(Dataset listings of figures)

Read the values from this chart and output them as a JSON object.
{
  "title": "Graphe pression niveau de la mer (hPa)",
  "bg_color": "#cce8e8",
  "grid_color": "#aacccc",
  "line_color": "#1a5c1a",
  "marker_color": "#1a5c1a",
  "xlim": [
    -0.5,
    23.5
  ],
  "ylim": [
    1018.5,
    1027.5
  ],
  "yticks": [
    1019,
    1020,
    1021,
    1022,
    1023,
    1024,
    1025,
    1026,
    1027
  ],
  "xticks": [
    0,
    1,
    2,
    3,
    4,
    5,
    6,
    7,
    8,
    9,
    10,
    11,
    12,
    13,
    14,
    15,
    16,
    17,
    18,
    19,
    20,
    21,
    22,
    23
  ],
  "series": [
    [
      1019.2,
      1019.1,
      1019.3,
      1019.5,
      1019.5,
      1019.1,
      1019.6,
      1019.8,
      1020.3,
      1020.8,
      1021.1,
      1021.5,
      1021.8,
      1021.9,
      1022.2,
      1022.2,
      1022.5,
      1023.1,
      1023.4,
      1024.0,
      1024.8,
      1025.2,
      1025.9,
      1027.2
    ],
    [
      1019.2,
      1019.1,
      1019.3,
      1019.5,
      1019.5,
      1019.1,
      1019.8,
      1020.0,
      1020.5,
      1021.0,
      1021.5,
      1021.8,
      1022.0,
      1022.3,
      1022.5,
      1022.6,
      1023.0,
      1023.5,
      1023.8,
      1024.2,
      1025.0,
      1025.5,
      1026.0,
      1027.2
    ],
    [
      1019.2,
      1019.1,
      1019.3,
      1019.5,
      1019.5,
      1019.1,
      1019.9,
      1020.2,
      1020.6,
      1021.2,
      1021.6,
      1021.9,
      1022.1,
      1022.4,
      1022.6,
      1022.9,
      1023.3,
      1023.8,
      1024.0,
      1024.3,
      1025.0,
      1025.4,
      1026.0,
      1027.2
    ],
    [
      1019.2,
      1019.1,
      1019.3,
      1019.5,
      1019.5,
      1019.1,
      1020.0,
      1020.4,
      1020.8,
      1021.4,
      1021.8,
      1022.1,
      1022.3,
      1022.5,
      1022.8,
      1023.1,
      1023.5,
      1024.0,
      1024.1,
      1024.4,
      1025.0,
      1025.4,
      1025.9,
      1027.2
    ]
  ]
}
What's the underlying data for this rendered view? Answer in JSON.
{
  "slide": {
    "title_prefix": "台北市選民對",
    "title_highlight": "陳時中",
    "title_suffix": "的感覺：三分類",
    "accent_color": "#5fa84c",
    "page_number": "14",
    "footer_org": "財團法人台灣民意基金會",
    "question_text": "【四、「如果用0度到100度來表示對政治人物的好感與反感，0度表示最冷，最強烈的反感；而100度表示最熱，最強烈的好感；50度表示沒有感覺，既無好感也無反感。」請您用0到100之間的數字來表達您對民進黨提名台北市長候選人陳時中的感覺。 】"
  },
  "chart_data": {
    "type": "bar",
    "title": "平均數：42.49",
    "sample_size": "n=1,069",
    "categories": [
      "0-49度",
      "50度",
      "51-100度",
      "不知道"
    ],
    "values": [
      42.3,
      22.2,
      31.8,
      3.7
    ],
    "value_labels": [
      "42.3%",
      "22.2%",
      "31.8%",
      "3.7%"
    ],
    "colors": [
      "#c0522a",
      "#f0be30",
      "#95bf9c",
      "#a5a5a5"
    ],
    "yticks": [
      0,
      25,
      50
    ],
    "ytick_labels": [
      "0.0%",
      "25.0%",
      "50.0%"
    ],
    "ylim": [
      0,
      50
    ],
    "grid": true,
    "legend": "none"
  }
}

Set problem: Filter the entries above down to the lines containing the word "JSON".

Final answer:
Read the values from this chart and output them as a JSON object.
What's the underlying data for this rendered view? Answer in JSON.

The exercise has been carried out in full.